--- WHAT TO DO ---
Extract and list every line that contains the word "Kanban".
___ AVAILABLE DATA
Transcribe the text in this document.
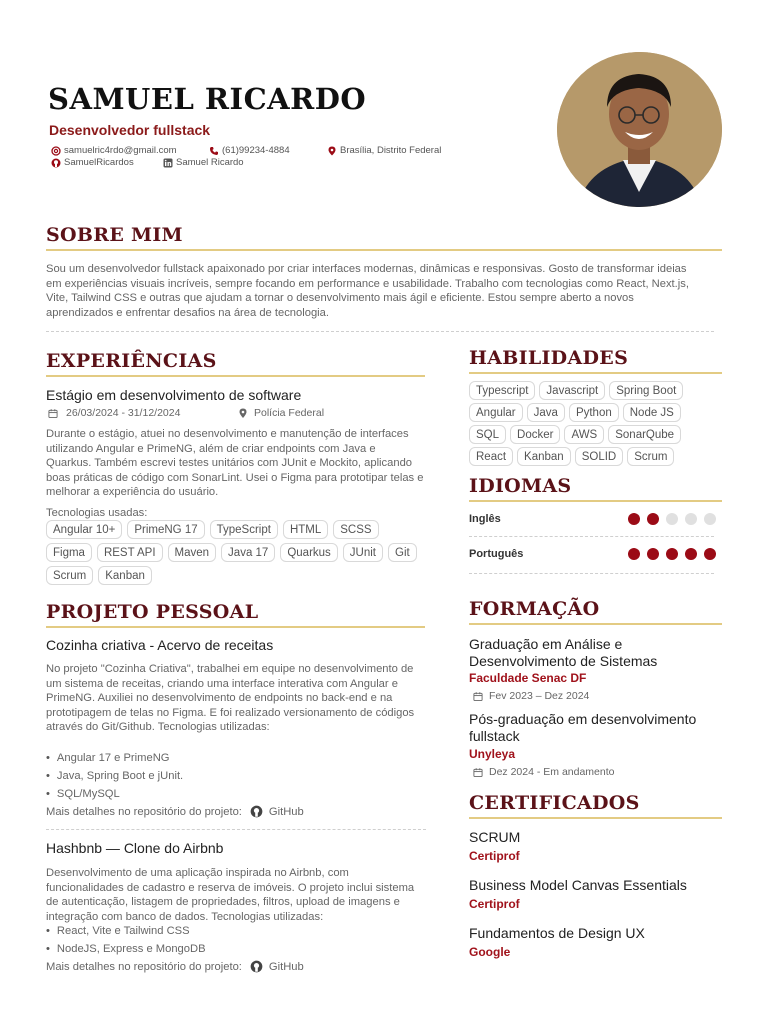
SAMUEL RICARDO
Desenvolvedor fullstack
samuelric4rdo@gmail.com	(61)99234-4884	Brasília, Distrito Federal
SamuelRicardos	Samuel Ricardo
SOBRE MIM
Sou um desenvolvedor fullstack apaixonado por criar interfaces modernas, dinâmicas e responsivas. Gosto de transformar ideias em experiências visuais incríveis, sempre focando em performance e usabilidade. Trabalho com tecnologias como React, Next.js, Vite, Tailwind CSS e outras que ajudam a tornar o desenvolvimento mais ágil e eficiente. Estou sempre aberto a novos aprendizados e enfrentar desafios na área de tecnologia.
EXPERIÊNCIAS
Estágio em desenvolvimento de software
26/03/2024 - 31/12/2024	Polícia Federal
Durante o estágio, atuei no desenvolvimento e manutenção de interfaces utilizando Angular e PrimeNG, além de criar endpoints com Java e Quarkus. Também escrevi testes unitários com JUnit e Mockito, aplicando boas práticas de código com SonarLint. Usei o Figma para prototipar telas e melhorar a experiência do usuário.
Tecnologias usadas:
Angular 10+	PrimeNG 17	TypeScript	HTML	SCSS
Figma	REST API	Maven	Java 17	Quarkus	JUnit	Git
Scrum	Kanban
PROJETO PESSOAL
Cozinha criativa - Acervo de receitas
No projeto "Cozinha Criativa", trabalhei em equipe no desenvolvimento de um sistema de receitas, criando uma interface interativa com Angular e PrimeNG. Auxiliei no desenvolvimento de endpoints no back-end e na prototipagem de telas no Figma. E foi realizado versionamento de códigos através do Git/Github. Tecnologias utilizadas:
• Angular 17 e PrimeNG
• Java, Spring Boot e jUnit.
• SQL/MySQL
Mais detalhes no repositório do projeto: GitHub
Hashbnb — Clone do Airbnb
Desenvolvimento de uma aplicação inspirada no Airbnb, com funcionalidades de cadastro e reserva de imóveis. O projeto inclui sistema de autenticação, listagem de propriedades, filtros, upload de imagens e integração com banco de dados. Tecnologias utilizadas:
• React, Vite e Tailwind CSS
• NodeJS, Express e MongoDB
Mais detalhes no repositório do projeto: GitHub
HABILIDADES
Typescript	Javascript	Spring Boot
Angular	Java	Python	Node JS
SQL	Docker	AWS	SonarQube
React	Kanban	SOLID	Scrum
IDIOMAS
Inglês
Português
FORMAÇÃO
Graduação em Análise e Desenvolvimento de Sistemas
Faculdade Senac DF
Fev 2023 – Dez 2024
Pós-graduação em desenvolvimento fullstack
Unyleya
Dez 2024 - Em andamento
CERTIFICADOS
SCRUM
Certiprof
Business Model Canvas Essentials
Certiprof
Fundamentos de Design UX
Google
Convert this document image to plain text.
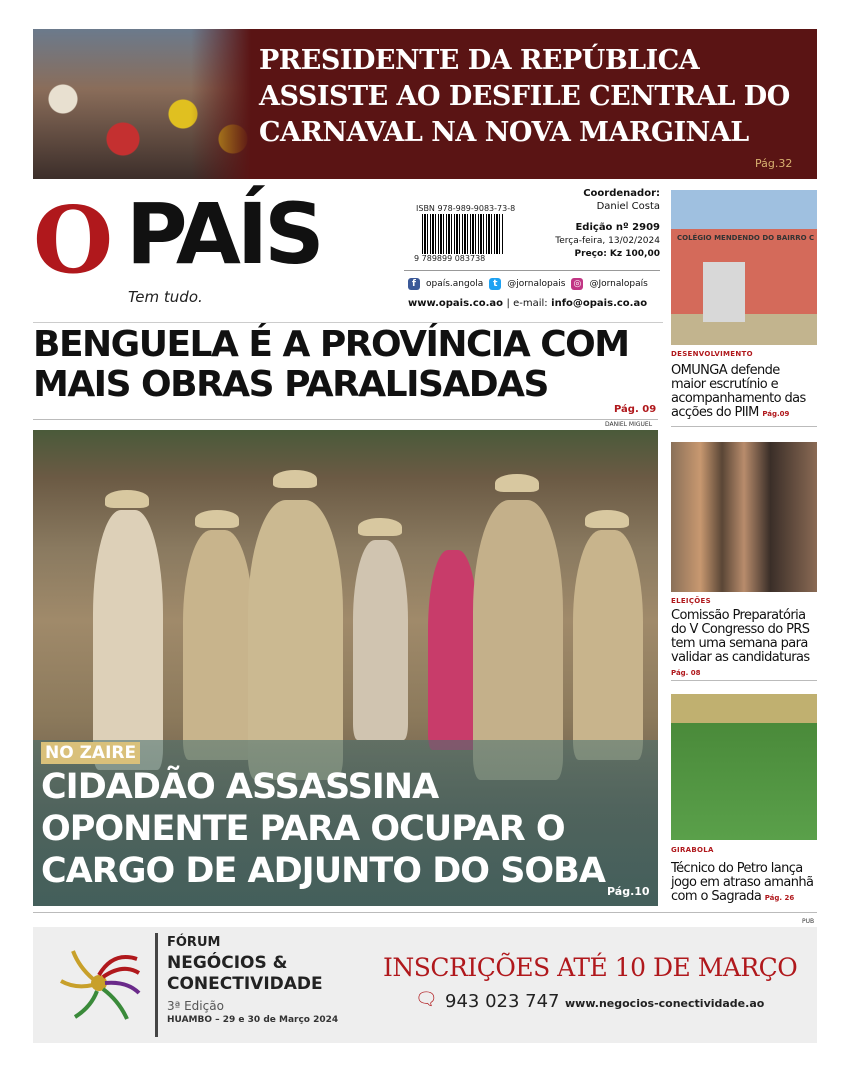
PRESIDENTE DA REPÚBLICA ASSISTE AO DESFILE CENTRAL DO CARNAVAL NA NOVA MARGINAL
Pág.32
O PAÍS
Tem tudo.
ISBN 978-989-9083-73-8
9 789899 083738
Coordenador:
Daniel Costa
Edição nº 2909
Terça-feira, 13/02/2024
Preço: Kz 100,00
f	opaís.angola	t	@jornalopais ◎ @Jornalopaís
www.opais.co.ao | e-mail: info@opais.co.ao
BENGUELA É A PROVÍNCIA COM MAIS OBRAS PARALISADAS
Pág. 09
DANIEL MIGUEL
NO ZAIRE
CIDADÃO ASSASSINA OPONENTE PARA OCUPAR O CARGO DE ADJUNTO DO SOBA
Pág.10
COLÉGIO MENDENDO DO BAIRRO C
DESENVOLVIMENTO
OMUNGA defende maior escrutínio e acompanhamento das acções do PIIM Pág.09
ELEIÇÕES
Comissão Preparatória do V Congresso do PRS tem uma semana para validar as candidaturas Pág. 08
GIRABOLA
Técnico do Petro lança jogo em atraso amanhã com o Sagrada Pág. 26
PUB
FÓRUM
NEGÓCIOS &
CONECTIVIDADE
3ª Edição
HUAMBO – 29 e 30 de Março 2024
INSCRIÇÕES ATÉ 10 DE MARÇO
🗨 943 023 747 www.negocios-conectividade.ao
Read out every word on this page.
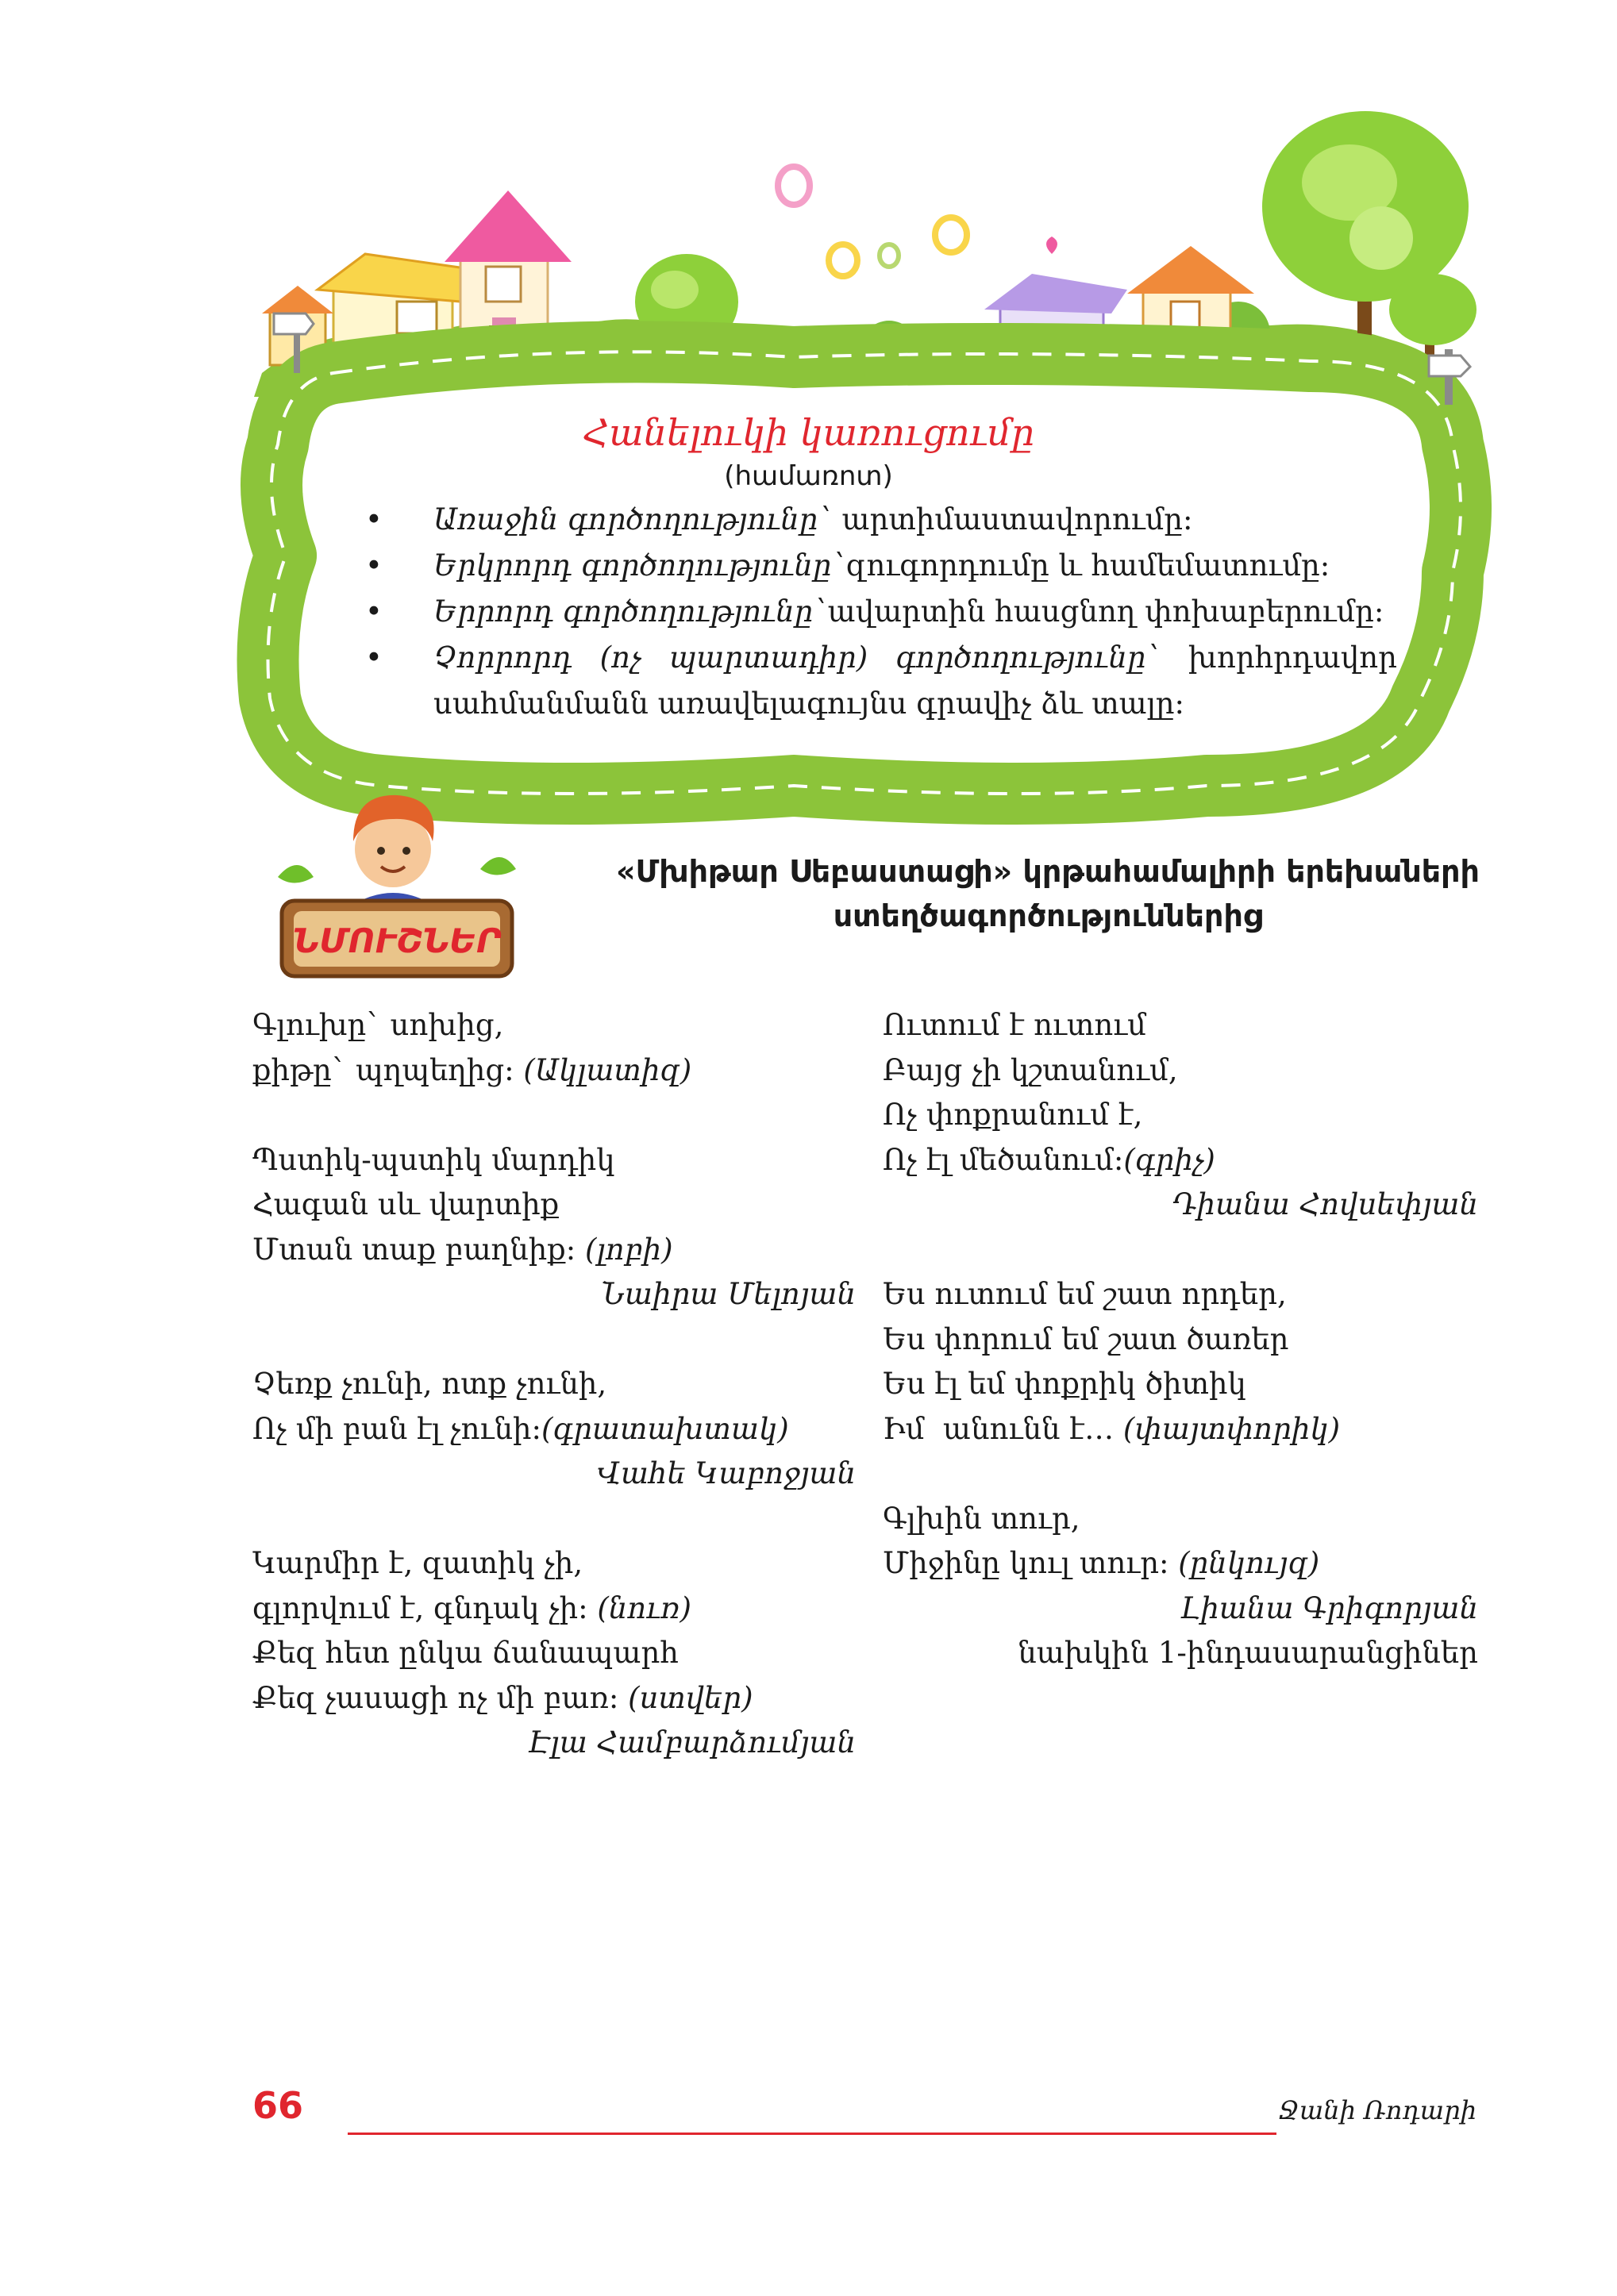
Հանելուկի կառուցումը
(համառոտ)
• Առաջին գործողությունը` արտիմաստավորումը։
• Երկրորդ գործողությունը`զուգորդումը և համեմատումը։
• Երրորդ գործողությունը`ավարտին հասցնող փոխաբերումը։
• Չորրորդ (ոչ պարտադիր) գործողությունը` խորհրդավոր սահմանմանն առավելագույնս գրավիչ ձև տալը։
ՆՄՈՒՇՆԵՐ
«Մխիթար Սեբաստացի» կրթահամալիրի երեխաների
ստեղծագործություններից
Գլուխը` սոխից,
քիթը` պղպեղից: (Ակլատիզ)
Պստիկ-պստիկ մարդիկ
Հագան սև վարտիք
Մտան տաք բաղնիք: (լոբի)
Նաիրա Մելոյան
Չեռք չունի, ոտք չունի,
Ոչ մի բան էլ չունի:(գրատախտակ)
Վահե Կաբոջյան
Կարմիր է, զատիկ չի,
գլորվում է, գնդակ չի: (նուռ)
Քեզ հետ ընկա ճանապարհ
Քեզ չասացի ոչ մի բառ: (ստվեր)
Էլա Համբարձումյան
Ուտում է ուտում
Բայց չի կշտանում,
Ոչ փոքրանում է,
Ոչ էլ մեծանում:(գրիչ)
Դիանա Հովսեփյան
Ես ուտում եմ շատ որդեր,
Ես փորում եմ շատ ծառեր
Ես էլ եմ փոքրիկ ծիտիկ
Իմ  անունն է… (փայտփորիկ)
Գլխին տուր,
Միջինը կուլ տուր: (ընկույզ)
Լիանա Գրիգորյան
նախկին 1-ինդասարանցիներ
66	Ջանի Ռոդարի
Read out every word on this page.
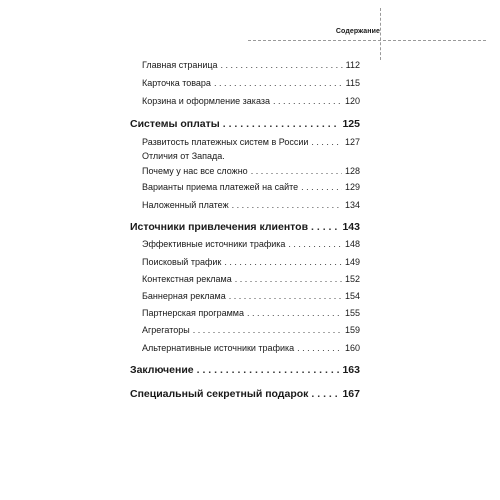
Содержание
Главная страница . . .	112
Карточка товара . . .	115
Корзина и оформление заказа . . .	120
Системы оплаты . . .	125
Развитость платежных систем в России . . .	127
Отличия от Запада.
Почему у нас все сложно . . .	128
Варианты приема платежей на сайте . . .	129
Наложенный платеж . . .	134
Источники привлечения клиентов . . .	143
Эффективные источники трафика . . .	148
Поисковый трафик . . .	149
Контекстная реклама . . .	152
Баннерная реклама . . .	154
Партнерская программа . . .	155
Агрегаторы . . .	159
Альтернативные источники трафика . . .	160
Заключение . . .	163
Специальный секретный подарок . . .	167
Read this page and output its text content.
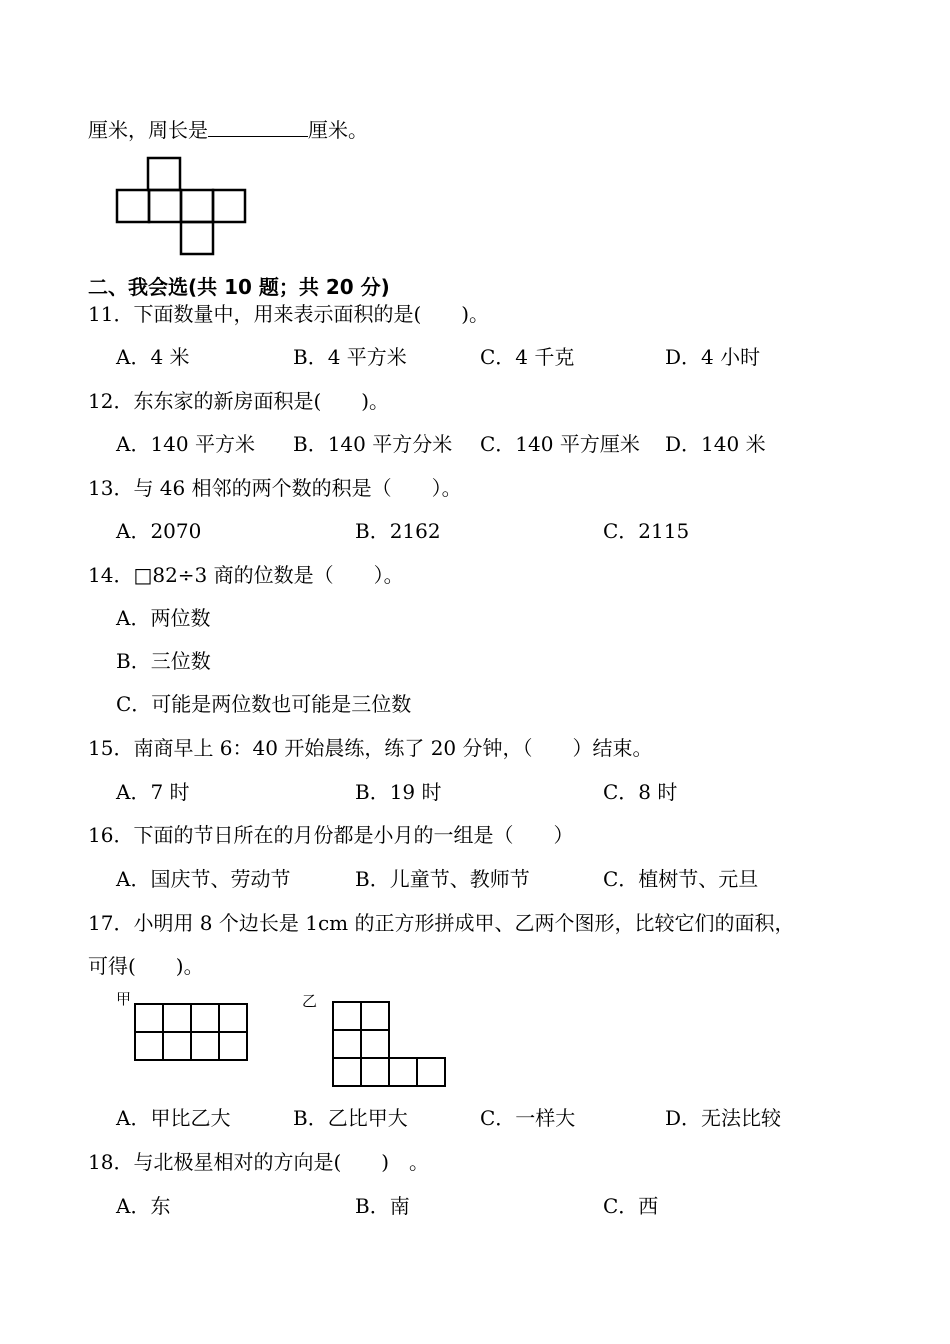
厘米，周长是	厘米。
二、我会选(共 10 题；共 20 分)
11．下面数量中，用来表示面积的是(　　)。
A．4 米	B．4 平方米	C．4 千克	D．4 小时
12．东东家的新房面积是(　　)。
A．140 平方米 B．140 平方分米 C．140 平方厘米 D．140 米
13．与 46 相邻的两个数的积是（　　）。
A．2070	B．2162	C．2115
14．□82÷3 商的位数是（　　）。
A．两位数
B．三位数
C．可能是两位数也可能是三位数
15．南商早上 6：40 开始晨练，练了 20 分钟，（　　）结束。
A．7 时	B．19 时	C．8 时
16．下面的节日所在的月份都是小月的一组是（　　）
A．国庆节、劳动节	B．儿童节、教师节	C．植树节、元旦
17．小明用 8 个边长是 1cm 的正方形拼成甲、乙两个图形，比较它们的面积，
可得(　　)。
甲	乙
A．甲比乙大	B．乙比甲大	C．一样大	D．无法比较
18．与北极星相对的方向是(　　)　。
A．东	B．南	C．西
______
--- PROBLEM SOLUTION ---
Scrum	Kanban
React	Kanban	SOLID	Scrum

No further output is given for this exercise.